[Opening EXTRACTED TEXT section]
Could a Robot be your Doctor?
CrowdScience
BBC
4.8 • 1K Ratings
🗓️ 25 February 2017
⏱️ 30 minutes
🧾️ Download transcript
Summary
Our listener Joseph’s question might sound more sci-fi than science show. But as Marnie Chesterton discovers, robots have already entered the realm of medicine and are likely to become more important in the future. A visit to the operating theatre at the University College Hospital in London together with surgeon Caroline Moore reveals that robots take the scalpels out of surgery by letting surgeons treat patients with prostate cancer without having to make a single cut. And chatting to Molly the robot alongside Dr. Praminda Caleb-Sully at Bristol Robotics Laboratory, Marnie discovers that robots could be the helping hand we need to look after a growing elderly population.
[Closing EXTRACTED TEXT section]
GOAL OF THE EXERCISE: Pick up the episode summary on robots in medicine after its final sentence and carry it forward.
[Opening PROVIDED MATERIAL section]
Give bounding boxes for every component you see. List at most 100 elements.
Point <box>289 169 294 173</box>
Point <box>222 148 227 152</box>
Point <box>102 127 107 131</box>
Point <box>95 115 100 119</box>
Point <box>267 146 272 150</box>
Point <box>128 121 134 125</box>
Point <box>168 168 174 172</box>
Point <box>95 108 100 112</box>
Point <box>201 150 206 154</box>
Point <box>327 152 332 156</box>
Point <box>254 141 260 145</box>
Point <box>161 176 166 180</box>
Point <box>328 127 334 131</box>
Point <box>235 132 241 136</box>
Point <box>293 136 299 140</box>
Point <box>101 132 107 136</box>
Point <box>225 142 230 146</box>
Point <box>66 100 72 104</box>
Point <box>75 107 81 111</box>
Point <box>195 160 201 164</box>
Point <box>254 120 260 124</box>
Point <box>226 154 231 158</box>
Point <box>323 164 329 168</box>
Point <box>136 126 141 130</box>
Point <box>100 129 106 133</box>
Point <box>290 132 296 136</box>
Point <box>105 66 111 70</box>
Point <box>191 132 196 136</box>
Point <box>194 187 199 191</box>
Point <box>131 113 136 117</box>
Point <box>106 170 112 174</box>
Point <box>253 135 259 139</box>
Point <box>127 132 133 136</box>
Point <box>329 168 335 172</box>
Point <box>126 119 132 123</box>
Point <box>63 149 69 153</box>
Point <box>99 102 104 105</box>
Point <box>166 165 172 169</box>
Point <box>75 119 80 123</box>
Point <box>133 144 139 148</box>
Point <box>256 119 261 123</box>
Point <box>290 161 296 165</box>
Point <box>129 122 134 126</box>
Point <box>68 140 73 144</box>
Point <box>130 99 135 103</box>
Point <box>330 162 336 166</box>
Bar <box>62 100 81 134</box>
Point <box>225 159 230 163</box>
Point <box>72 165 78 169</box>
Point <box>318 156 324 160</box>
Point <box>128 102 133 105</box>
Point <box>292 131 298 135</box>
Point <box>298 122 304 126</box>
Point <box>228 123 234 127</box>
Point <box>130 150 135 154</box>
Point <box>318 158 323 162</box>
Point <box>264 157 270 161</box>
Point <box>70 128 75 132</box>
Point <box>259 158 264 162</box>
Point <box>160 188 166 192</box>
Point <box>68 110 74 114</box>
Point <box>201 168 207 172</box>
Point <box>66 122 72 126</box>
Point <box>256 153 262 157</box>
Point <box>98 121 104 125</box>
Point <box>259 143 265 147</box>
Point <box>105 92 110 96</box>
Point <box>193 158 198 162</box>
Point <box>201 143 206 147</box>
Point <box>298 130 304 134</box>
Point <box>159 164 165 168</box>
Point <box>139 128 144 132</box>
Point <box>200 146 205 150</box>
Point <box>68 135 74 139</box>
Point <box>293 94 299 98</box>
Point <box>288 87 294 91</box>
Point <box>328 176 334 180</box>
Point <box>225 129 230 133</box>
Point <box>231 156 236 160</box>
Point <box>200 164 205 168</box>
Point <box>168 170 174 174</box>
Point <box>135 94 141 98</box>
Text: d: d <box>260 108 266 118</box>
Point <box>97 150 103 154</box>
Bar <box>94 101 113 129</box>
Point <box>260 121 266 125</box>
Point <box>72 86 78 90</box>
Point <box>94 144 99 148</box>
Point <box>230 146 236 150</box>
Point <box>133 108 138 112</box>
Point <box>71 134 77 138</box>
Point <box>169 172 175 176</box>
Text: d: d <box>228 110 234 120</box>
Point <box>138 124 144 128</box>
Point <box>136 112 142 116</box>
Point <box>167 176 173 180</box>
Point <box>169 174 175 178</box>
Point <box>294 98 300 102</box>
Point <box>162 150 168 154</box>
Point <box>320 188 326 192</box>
[Closing PROVIDED MATERIAL section]
OUTPUT OF THE EXERCISE:
Machines win when it comes to data-processing. But what about empathy and intuition? Such characteristics would require machines to reach a level of artificial intelligence (AI) which critics say is decades away. The sceptics insist humans will always play a key role in healthcare. But others suggest that not only will AI change everything – but technology will one day eliminate the need for us to go to the doctor ever again.
Do you have a question we can turn into a programme? Email us at crowdscience@bbc.co.uk
(Image: Three Robots on Display at the Science Museum in London. Credit: Carl Court/Getty Images)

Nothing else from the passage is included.